### Set exercise
Write out the full listing exactly as given, minus the images.

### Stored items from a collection
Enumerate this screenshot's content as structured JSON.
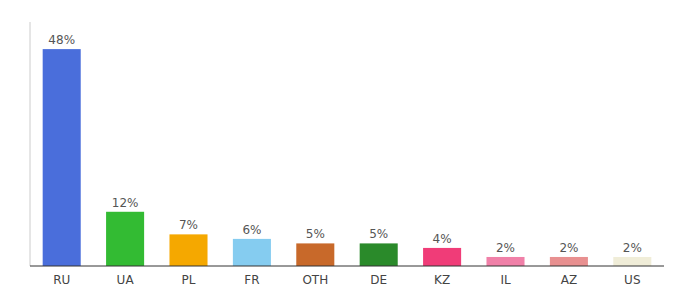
{
  "chart_data": {
    "type": "bar",
    "categories": [
      "RU",
      "UA",
      "PL",
      "FR",
      "OTH",
      "DE",
      "KZ",
      "IL",
      "AZ",
      "US"
    ],
    "values": [
      48,
      12,
      7,
      6,
      5,
      5,
      4,
      2,
      2,
      2
    ],
    "value_labels": [
      "48%",
      "12%",
      "7%",
      "6%",
      "5%",
      "5%",
      "4%",
      "2%",
      "2%",
      "2%"
    ],
    "colors": [
      "#4a6edb",
      "#33bb33",
      "#f5a800",
      "#85ccf0",
      "#c8692a",
      "#2a8a2a",
      "#f03c78",
      "#f080a8",
      "#e89090",
      "#f0edd8"
    ],
    "ylim": [
      0,
      54
    ],
    "data_labels": true,
    "tick_labels": "x",
    "grid": false
  }
}
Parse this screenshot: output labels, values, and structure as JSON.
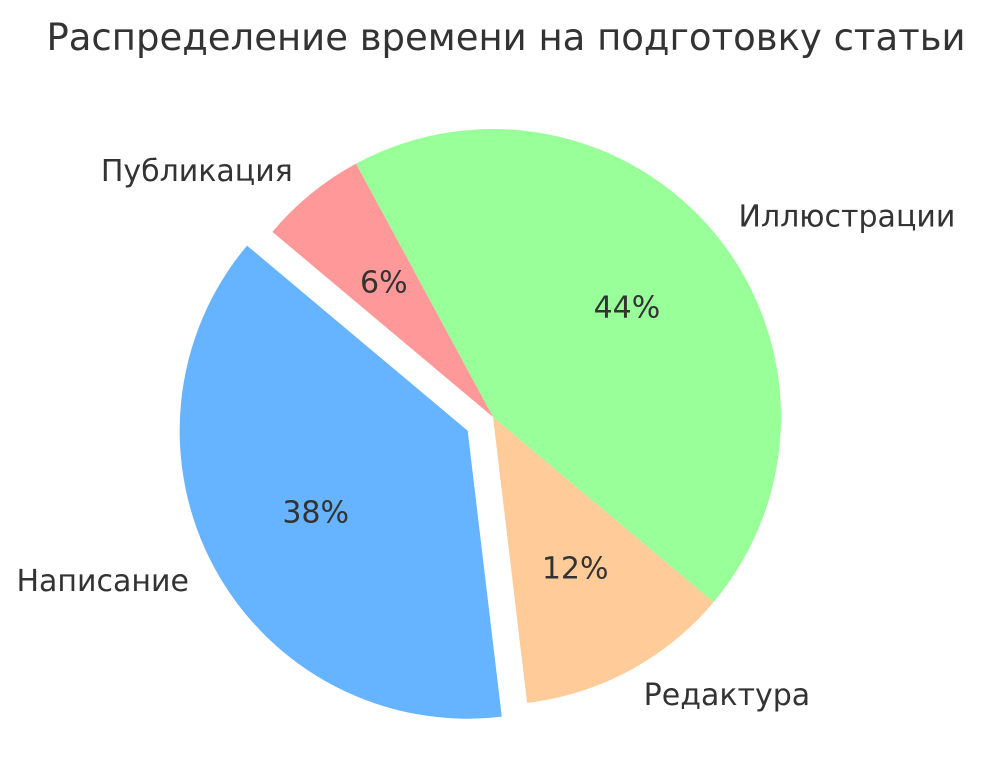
{
  "chart_data": {
    "type": "pie",
    "title": "Распределение времени на подготовку статьи",
    "categories": [
      "Написание",
      "Редактура",
      "Иллюстрации",
      "Публикация"
    ],
    "values": [
      38,
      12,
      44,
      6
    ],
    "percent_labels": [
      "38%",
      "12%",
      "44%",
      "6%"
    ],
    "colors": [
      "#66b3ff",
      "#ffcc99",
      "#99ff99",
      "#ff9999"
    ],
    "exploded": [
      "Написание"
    ],
    "start_angle_deg": 140,
    "direction": "counterclockwise",
    "legend": "none"
  }
}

### Output of the exercise
Enumerate this screenshot's content as structured JSON.
{
  "chart_data": {
    "type": "bar",
    "categories": [
      "RU",
      "UA",
      "PL",
      "FR",
      "OTH",
      "DE",
      "KZ",
      "IL",
      "AZ",
      "US"
    ],
    "values": [
      48,
      12,
      7,
      6,
      5,
      5,
      4,
      2,
      2,
      2
    ],
    "value_labels": [
      "48%",
      "12%",
      "7%",
      "6%",
      "5%",
      "5%",
      "4%",
      "2%",
      "2%",
      "2%"
    ],
    "colors": [
      "#4a6edb",
      "#33bb33",
      "#f5a800",
      "#85ccf0",
      "#c8692a",
      "#2a8a2a",
      "#f03c78",
      "#f080a8",
      "#e89090",
      "#f0edd8"
    ],
    "ylim": [
      0,
      54
    ],
    "data_labels": true,
    "tick_labels": "x",
    "grid": false
  }
}
Parse this screenshot: output labels, values, and structure as JSON.
{
  "chart_data": {
    "type": "pie",
    "title": "Распределение времени на подготовку статьи",
    "categories": [
      "Написание",
      "Редактура",
      "Иллюстрации",
      "Публикация"
    ],
    "values": [
      38,
      12,
      44,
      6
    ],
    "percent_labels": [
      "38%",
      "12%",
      "44%",
      "6%"
    ],
    "colors": [
      "#66b3ff",
      "#ffcc99",
      "#99ff99",
      "#ff9999"
    ],
    "exploded": [
      "Написание"
    ],
    "start_angle_deg": 140,
    "direction": "counterclockwise",
    "legend": "none"
  }
}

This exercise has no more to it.